Task instructions ::
The response should consist of the records that follow, printed exactly.

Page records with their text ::

————————

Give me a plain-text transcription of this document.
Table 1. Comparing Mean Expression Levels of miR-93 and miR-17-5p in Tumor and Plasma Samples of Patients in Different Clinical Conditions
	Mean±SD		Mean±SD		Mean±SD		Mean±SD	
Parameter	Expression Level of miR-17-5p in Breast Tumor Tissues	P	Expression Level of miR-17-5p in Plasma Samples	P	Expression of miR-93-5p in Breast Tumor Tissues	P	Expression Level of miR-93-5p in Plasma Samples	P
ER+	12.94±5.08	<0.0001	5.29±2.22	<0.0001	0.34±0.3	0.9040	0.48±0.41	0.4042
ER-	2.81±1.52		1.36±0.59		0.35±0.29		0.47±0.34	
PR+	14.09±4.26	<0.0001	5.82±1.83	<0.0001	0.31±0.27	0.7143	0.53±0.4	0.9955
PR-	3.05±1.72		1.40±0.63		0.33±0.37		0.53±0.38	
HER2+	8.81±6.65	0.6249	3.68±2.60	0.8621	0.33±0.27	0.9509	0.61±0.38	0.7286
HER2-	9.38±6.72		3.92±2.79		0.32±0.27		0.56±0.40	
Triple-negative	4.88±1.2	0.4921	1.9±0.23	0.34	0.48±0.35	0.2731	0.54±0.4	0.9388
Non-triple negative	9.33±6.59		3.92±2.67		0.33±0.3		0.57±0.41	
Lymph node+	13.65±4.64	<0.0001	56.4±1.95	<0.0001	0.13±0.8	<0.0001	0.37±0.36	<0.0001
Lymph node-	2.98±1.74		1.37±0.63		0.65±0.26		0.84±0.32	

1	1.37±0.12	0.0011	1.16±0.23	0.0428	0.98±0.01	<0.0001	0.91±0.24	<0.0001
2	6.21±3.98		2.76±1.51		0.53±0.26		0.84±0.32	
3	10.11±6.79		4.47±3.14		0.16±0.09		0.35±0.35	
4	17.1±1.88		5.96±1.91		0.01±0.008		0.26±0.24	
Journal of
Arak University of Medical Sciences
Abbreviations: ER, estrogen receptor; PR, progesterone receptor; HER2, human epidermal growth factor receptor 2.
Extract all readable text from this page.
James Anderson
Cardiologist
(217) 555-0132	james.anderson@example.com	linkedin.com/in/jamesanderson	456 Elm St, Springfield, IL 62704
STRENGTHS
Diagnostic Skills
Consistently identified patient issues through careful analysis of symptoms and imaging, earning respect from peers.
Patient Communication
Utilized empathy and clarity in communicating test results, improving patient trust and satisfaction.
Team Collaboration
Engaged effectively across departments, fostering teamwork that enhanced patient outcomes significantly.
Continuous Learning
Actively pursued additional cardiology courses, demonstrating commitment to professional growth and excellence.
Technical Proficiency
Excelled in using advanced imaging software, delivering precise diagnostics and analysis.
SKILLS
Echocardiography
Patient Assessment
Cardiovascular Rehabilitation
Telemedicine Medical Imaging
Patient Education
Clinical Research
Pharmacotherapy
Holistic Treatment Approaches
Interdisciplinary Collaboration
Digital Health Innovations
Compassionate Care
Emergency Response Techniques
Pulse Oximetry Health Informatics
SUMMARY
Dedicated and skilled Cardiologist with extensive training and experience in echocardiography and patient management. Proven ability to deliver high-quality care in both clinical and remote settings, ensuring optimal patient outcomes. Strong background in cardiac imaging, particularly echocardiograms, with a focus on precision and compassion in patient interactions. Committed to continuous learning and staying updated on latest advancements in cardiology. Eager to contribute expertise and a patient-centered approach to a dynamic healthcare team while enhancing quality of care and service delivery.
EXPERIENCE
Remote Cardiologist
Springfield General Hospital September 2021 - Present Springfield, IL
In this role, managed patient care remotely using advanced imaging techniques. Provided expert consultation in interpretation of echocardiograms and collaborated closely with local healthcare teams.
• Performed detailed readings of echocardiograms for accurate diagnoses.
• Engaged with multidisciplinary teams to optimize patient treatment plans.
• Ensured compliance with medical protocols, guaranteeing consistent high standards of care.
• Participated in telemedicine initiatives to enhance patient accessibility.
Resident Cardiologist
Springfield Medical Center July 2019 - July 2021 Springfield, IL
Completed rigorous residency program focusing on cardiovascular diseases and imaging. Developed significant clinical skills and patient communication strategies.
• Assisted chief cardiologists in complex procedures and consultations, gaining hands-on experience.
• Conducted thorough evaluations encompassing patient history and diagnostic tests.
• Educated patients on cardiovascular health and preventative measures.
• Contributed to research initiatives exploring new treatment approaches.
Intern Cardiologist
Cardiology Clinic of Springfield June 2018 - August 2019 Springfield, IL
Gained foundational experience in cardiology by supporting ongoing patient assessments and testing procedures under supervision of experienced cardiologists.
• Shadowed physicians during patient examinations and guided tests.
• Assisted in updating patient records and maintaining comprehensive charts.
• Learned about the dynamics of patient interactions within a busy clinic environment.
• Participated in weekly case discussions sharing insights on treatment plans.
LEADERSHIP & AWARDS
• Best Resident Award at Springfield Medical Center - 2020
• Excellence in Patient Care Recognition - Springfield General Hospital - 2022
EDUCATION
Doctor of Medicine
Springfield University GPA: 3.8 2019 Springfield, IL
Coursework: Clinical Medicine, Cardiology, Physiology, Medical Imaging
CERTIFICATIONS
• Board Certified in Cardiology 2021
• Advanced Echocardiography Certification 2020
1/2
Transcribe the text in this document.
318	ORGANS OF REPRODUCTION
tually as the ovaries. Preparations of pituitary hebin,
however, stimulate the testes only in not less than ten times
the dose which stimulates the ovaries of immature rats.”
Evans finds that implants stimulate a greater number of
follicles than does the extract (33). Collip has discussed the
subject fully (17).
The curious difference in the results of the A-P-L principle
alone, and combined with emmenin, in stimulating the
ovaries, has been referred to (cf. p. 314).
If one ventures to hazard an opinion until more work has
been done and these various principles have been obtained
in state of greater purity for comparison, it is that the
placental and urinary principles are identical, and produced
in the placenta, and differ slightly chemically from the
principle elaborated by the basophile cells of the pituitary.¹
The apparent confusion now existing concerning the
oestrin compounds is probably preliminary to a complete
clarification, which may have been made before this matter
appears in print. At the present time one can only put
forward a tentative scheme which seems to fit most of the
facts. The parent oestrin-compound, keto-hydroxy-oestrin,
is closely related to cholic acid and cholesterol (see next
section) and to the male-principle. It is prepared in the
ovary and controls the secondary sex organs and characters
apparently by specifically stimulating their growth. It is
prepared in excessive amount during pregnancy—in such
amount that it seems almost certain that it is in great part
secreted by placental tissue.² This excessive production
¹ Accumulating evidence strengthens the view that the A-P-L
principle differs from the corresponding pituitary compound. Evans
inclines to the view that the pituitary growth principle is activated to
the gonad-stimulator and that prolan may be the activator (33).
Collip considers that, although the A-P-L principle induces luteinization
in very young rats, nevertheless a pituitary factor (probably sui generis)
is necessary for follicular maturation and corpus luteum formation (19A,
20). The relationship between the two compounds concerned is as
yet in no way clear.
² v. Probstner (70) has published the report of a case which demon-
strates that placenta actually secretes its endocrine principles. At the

————————

Response to this task ::
Give me a plain-text transcription of this document.
Table 1. Comparing Mean Expression Levels of miR-93 and miR-17-5p in Tumor and Plasma Samples of Patients in Different Clinical Conditions
	Mean±SD		Mean±SD		Mean±SD		Mean±SD	
Parameter	Expression Level of miR-17-5p in Breast Tumor Tissues	P	Expression Level of miR-17-5p in Plasma Samples	P	Expression of miR-93-5p in Breast Tumor Tissues	P	Expression Level of miR-93-5p in Plasma Samples	P
ER+	12.94±5.08	<0.0001	5.29±2.22	<0.0001	0.34±0.3	0.9040	0.48±0.41	0.4042
ER-	2.81±1.52		1.36±0.59		0.35±0.29		0.47±0.34	
PR+	14.09±4.26	<0.0001	5.82±1.83	<0.0001	0.31±0.27	0.7143	0.53±0.4	0.9955
PR-	3.05±1.72		1.40±0.63		0.33±0.37		0.53±0.38	
HER2+	8.81±6.65	0.6249	3.68±2.60	0.8621	0.33±0.27	0.9509	0.61±0.38	0.7286
HER2-	9.38±6.72		3.92±2.79		0.32±0.27		0.56±0.40	
Triple-negative	4.88±1.2	0.4921	1.9±0.23	0.34	0.48±0.35	0.2731	0.54±0.4	0.9388
Non-triple negative	9.33±6.59		3.92±2.67		0.33±0.3		0.57±0.41	
Lymph node+	13.65±4.64	<0.0001	56.4±1.95	<0.0001	0.13±0.8	<0.0001	0.37±0.36	<0.0001
Lymph node-	2.98±1.74		1.37±0.63		0.65±0.26		0.84±0.32	

1	1.37±0.12	0.0011	1.16±0.23	0.0428	0.98±0.01	<0.0001	0.91±0.24	<0.0001
2	6.21±3.98		2.76±1.51		0.53±0.26		0.84±0.32	
3	10.11±6.79		4.47±3.14		0.16±0.09		0.35±0.35	
4	17.1±1.88		5.96±1.91		0.01±0.008		0.26±0.24	
Journal of
Arak University of Medical Sciences
Abbreviations: ER, estrogen receptor; PR, progesterone receptor; HER2, human epidermal growth factor receptor 2.
Extract all readable text from this page.
James Anderson
Cardiologist
(217) 555-0132	james.anderson@example.com	linkedin.com/in/jamesanderson	456 Elm St, Springfield, IL 62704
STRENGTHS
Diagnostic Skills
Consistently identified patient issues through careful analysis of symptoms and imaging, earning respect from peers.
Patient Communication
Utilized empathy and clarity in communicating test results, improving patient trust and satisfaction.
Team Collaboration
Engaged effectively across departments, fostering teamwork that enhanced patient outcomes significantly.
Continuous Learning
Actively pursued additional cardiology courses, demonstrating commitment to professional growth and excellence.
Technical Proficiency
Excelled in using advanced imaging software, delivering precise diagnostics and analysis.
SKILLS
Echocardiography
Patient Assessment
Cardiovascular Rehabilitation
Telemedicine Medical Imaging
Patient Education
Clinical Research
Pharmacotherapy
Holistic Treatment Approaches
Interdisciplinary Collaboration
Digital Health Innovations
Compassionate Care
Emergency Response Techniques
Pulse Oximetry Health Informatics
SUMMARY
Dedicated and skilled Cardiologist with extensive training and experience in echocardiography and patient management. Proven ability to deliver high-quality care in both clinical and remote settings, ensuring optimal patient outcomes. Strong background in cardiac imaging, particularly echocardiograms, with a focus on precision and compassion in patient interactions. Committed to continuous learning and staying updated on latest advancements in cardiology. Eager to contribute expertise and a patient-centered approach to a dynamic healthcare team while enhancing quality of care and service delivery.
EXPERIENCE
Remote Cardiologist
Springfield General Hospital September 2021 - Present Springfield, IL
In this role, managed patient care remotely using advanced imaging techniques. Provided expert consultation in interpretation of echocardiograms and collaborated closely with local healthcare teams.
• Performed detailed readings of echocardiograms for accurate diagnoses.
• Engaged with multidisciplinary teams to optimize patient treatment plans.
• Ensured compliance with medical protocols, guaranteeing consistent high standards of care.
• Participated in telemedicine initiatives to enhance patient accessibility.
Resident Cardiologist
Springfield Medical Center July 2019 - July 2021 Springfield, IL
Completed rigorous residency program focusing on cardiovascular diseases and imaging. Developed significant clinical skills and patient communication strategies.
• Assisted chief cardiologists in complex procedures and consultations, gaining hands-on experience.
• Conducted thorough evaluations encompassing patient history and diagnostic tests.
• Educated patients on cardiovascular health and preventative measures.
• Contributed to research initiatives exploring new treatment approaches.
Intern Cardiologist
Cardiology Clinic of Springfield June 2018 - August 2019 Springfield, IL
Gained foundational experience in cardiology by supporting ongoing patient assessments and testing procedures under supervision of experienced cardiologists.
• Shadowed physicians during patient examinations and guided tests.
• Assisted in updating patient records and maintaining comprehensive charts.
• Learned about the dynamics of patient interactions within a busy clinic environment.
• Participated in weekly case discussions sharing insights on treatment plans.
LEADERSHIP & AWARDS
• Best Resident Award at Springfield Medical Center - 2020
• Excellence in Patient Care Recognition - Springfield General Hospital - 2022
EDUCATION
Doctor of Medicine
Springfield University GPA: 3.8 2019 Springfield, IL
Coursework: Clinical Medicine, Cardiology, Physiology, Medical Imaging
CERTIFICATIONS
• Board Certified in Cardiology 2021
• Advanced Echocardiography Certification 2020
1/2
Transcribe the text in this document.
318	ORGANS OF REPRODUCTION
tually as the ovaries. Preparations of pituitary hebin,
however, stimulate the testes only in not less than ten times
the dose which stimulates the ovaries of immature rats.”
Evans finds that implants stimulate a greater number of
follicles than does the extract (33). Collip has discussed the
subject fully (17).
The curious difference in the results of the A-P-L principle
alone, and combined with emmenin, in stimulating the
ovaries, has been referred to (cf. p. 314).
If one ventures to hazard an opinion until more work has
been done and these various principles have been obtained
in state of greater purity for comparison, it is that the
placental and urinary principles are identical, and produced
in the placenta, and differ slightly chemically from the
principle elaborated by the basophile cells of the pituitary.¹
The apparent confusion now existing concerning the
oestrin compounds is probably preliminary to a complete
clarification, which may have been made before this matter
appears in print. At the present time one can only put
forward a tentative scheme which seems to fit most of the
facts. The parent oestrin-compound, keto-hydroxy-oestrin,
is closely related to cholic acid and cholesterol (see next
section) and to the male-principle. It is prepared in the
ovary and controls the secondary sex organs and characters
apparently by specifically stimulating their growth. It is
prepared in excessive amount during pregnancy—in such
amount that it seems almost certain that it is in great part
secreted by placental tissue.² This excessive production
¹ Accumulating evidence strengthens the view that the A-P-L
principle differs from the corresponding pituitary compound. Evans
inclines to the view that the pituitary growth principle is activated to
the gonad-stimulator and that prolan may be the activator (33).
Collip considers that, although the A-P-L principle induces luteinization
in very young rats, nevertheless a pituitary factor (probably sui generis)
is necessary for follicular maturation and corpus luteum formation (19A,
20). The relationship between the two compounds concerned is as
yet in no way clear.
² v. Probstner (70) has published the report of a case which demon-
strates that placenta actually secretes its endocrine principles. At the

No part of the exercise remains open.